* PROBLEM
Copy out the lines that have "papokat" in them.
— begin —
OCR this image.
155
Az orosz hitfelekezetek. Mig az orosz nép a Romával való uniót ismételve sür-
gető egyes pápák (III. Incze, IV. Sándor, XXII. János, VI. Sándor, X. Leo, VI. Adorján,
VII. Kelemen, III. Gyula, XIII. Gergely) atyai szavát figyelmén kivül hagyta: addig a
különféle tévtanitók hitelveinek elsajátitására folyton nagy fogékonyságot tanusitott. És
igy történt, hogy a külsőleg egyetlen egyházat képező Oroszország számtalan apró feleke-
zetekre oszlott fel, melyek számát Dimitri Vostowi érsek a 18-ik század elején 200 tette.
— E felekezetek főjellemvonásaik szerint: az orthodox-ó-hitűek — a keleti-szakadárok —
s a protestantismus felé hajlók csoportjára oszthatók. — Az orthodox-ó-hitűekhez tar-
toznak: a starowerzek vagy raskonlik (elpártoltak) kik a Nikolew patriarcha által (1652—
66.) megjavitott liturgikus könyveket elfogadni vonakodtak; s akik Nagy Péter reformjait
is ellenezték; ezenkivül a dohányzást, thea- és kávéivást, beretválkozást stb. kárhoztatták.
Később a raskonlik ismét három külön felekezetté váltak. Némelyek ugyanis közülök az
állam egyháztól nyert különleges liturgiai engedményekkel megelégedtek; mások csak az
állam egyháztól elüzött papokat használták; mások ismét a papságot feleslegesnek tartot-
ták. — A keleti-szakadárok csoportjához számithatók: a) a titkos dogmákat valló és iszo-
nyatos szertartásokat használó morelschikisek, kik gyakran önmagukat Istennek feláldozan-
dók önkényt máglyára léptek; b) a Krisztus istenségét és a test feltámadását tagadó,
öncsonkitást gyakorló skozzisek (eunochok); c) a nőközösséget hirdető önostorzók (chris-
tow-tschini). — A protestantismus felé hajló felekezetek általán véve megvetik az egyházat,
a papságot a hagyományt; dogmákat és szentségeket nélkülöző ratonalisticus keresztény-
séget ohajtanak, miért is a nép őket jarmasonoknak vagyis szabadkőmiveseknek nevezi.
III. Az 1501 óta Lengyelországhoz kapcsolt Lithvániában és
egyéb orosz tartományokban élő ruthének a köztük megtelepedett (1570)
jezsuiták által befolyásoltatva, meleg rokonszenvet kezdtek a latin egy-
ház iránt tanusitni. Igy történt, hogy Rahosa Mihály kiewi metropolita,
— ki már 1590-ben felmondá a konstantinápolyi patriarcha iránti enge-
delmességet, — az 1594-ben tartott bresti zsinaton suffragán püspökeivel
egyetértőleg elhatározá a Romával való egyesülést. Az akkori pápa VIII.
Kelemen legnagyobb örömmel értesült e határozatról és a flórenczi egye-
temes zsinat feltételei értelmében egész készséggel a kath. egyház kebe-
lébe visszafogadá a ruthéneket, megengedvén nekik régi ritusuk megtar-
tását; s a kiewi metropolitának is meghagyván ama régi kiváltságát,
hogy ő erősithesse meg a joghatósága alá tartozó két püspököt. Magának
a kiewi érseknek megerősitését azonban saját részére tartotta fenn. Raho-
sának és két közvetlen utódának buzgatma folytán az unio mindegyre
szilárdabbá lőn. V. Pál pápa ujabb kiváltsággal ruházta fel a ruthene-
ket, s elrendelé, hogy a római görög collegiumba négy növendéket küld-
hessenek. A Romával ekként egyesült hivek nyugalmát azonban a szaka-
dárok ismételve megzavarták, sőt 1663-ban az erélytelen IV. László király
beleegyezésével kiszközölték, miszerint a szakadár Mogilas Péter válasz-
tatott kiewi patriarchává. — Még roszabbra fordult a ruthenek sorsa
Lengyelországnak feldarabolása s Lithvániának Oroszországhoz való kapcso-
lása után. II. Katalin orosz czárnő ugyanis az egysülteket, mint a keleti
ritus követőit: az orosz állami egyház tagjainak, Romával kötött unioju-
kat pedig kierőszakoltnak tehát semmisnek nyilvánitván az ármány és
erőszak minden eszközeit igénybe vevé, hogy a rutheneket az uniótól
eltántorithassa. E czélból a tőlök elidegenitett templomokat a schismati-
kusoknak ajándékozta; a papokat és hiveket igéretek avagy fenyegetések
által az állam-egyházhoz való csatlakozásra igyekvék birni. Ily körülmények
— end —
* EXPECTED ANSWER
állam egyháztól elüzött papokat használták; mások ismét a papságot feleslegesnek tartot-
kusoknak ajándékozta; a papokat és hiveket igéretek avagy fenyegetések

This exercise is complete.